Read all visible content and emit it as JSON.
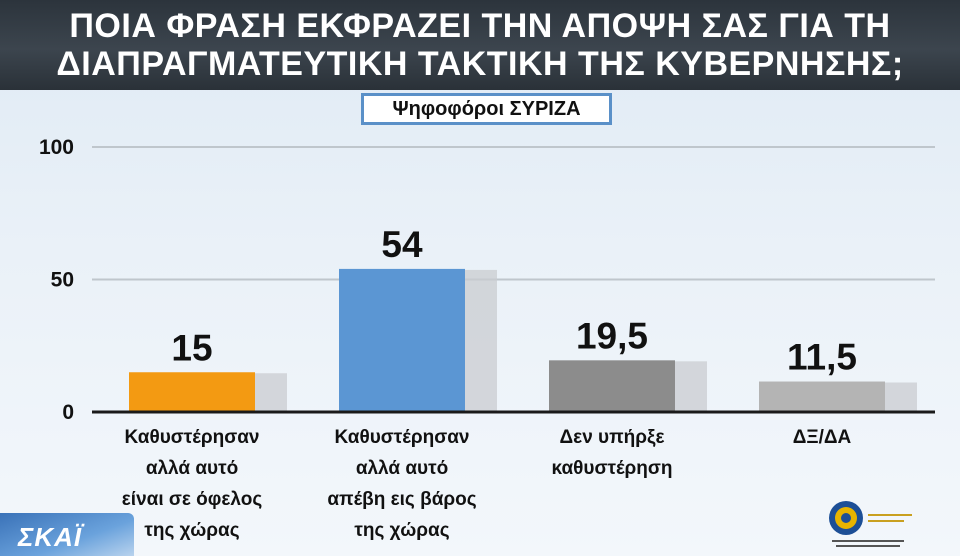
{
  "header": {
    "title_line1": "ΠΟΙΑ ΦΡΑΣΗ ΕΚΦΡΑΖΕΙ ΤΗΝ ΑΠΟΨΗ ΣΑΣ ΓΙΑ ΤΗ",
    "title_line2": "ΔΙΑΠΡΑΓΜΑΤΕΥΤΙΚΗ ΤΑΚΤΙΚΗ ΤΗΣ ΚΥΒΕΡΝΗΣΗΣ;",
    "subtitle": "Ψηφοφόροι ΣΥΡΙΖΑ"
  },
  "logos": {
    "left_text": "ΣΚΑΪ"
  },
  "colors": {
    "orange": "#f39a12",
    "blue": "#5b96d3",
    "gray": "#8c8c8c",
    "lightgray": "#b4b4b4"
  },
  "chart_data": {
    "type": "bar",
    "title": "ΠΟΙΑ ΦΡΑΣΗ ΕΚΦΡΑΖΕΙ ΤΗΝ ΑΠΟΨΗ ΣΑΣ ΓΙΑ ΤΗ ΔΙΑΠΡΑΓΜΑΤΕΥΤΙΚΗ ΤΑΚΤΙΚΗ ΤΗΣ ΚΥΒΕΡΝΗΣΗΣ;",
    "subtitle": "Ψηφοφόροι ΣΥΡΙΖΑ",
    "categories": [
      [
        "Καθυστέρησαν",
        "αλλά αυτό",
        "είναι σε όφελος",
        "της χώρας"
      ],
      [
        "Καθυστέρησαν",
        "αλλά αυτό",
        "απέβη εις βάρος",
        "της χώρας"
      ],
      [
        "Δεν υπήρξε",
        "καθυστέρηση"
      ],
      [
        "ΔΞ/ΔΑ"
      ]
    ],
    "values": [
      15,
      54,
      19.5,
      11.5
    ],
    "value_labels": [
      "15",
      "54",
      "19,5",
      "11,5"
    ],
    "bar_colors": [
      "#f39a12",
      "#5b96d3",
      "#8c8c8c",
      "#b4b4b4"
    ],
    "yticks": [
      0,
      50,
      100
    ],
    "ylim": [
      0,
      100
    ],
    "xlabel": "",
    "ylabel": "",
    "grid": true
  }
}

• • • • • • •

- SET EXERCISE -
Every line of the material is to be quoted exactly, with no pictures carried over.

- ANSWER TO THIS TASK -
Read all visible content and emit it as JSON.
{
  "header": {
    "title_line1": "ΠΟΙΑ ΦΡΑΣΗ ΕΚΦΡΑΖΕΙ ΤΗΝ ΑΠΟΨΗ ΣΑΣ ΓΙΑ ΤΗ",
    "title_line2": "ΔΙΑΠΡΑΓΜΑΤΕΥΤΙΚΗ ΤΑΚΤΙΚΗ ΤΗΣ ΚΥΒΕΡΝΗΣΗΣ;",
    "subtitle": "Ψηφοφόροι ΣΥΡΙΖΑ"
  },
  "logos": {
    "left_text": "ΣΚΑΪ"
  },
  "colors": {
    "orange": "#f39a12",
    "blue": "#5b96d3",
    "gray": "#8c8c8c",
    "lightgray": "#b4b4b4"
  },
  "chart_data": {
    "type": "bar",
    "title": "ΠΟΙΑ ΦΡΑΣΗ ΕΚΦΡΑΖΕΙ ΤΗΝ ΑΠΟΨΗ ΣΑΣ ΓΙΑ ΤΗ ΔΙΑΠΡΑΓΜΑΤΕΥΤΙΚΗ ΤΑΚΤΙΚΗ ΤΗΣ ΚΥΒΕΡΝΗΣΗΣ;",
    "subtitle": "Ψηφοφόροι ΣΥΡΙΖΑ",
    "categories": [
      [
        "Καθυστέρησαν",
        "αλλά αυτό",
        "είναι σε όφελος",
        "της χώρας"
      ],
      [
        "Καθυστέρησαν",
        "αλλά αυτό",
        "απέβη εις βάρος",
        "της χώρας"
      ],
      [
        "Δεν υπήρξε",
        "καθυστέρηση"
      ],
      [
        "ΔΞ/ΔΑ"
      ]
    ],
    "values": [
      15,
      54,
      19.5,
      11.5
    ],
    "value_labels": [
      "15",
      "54",
      "19,5",
      "11,5"
    ],
    "bar_colors": [
      "#f39a12",
      "#5b96d3",
      "#8c8c8c",
      "#b4b4b4"
    ],
    "yticks": [
      0,
      50,
      100
    ],
    "ylim": [
      0,
      100
    ],
    "xlabel": "",
    "ylabel": "",
    "grid": true
  }
}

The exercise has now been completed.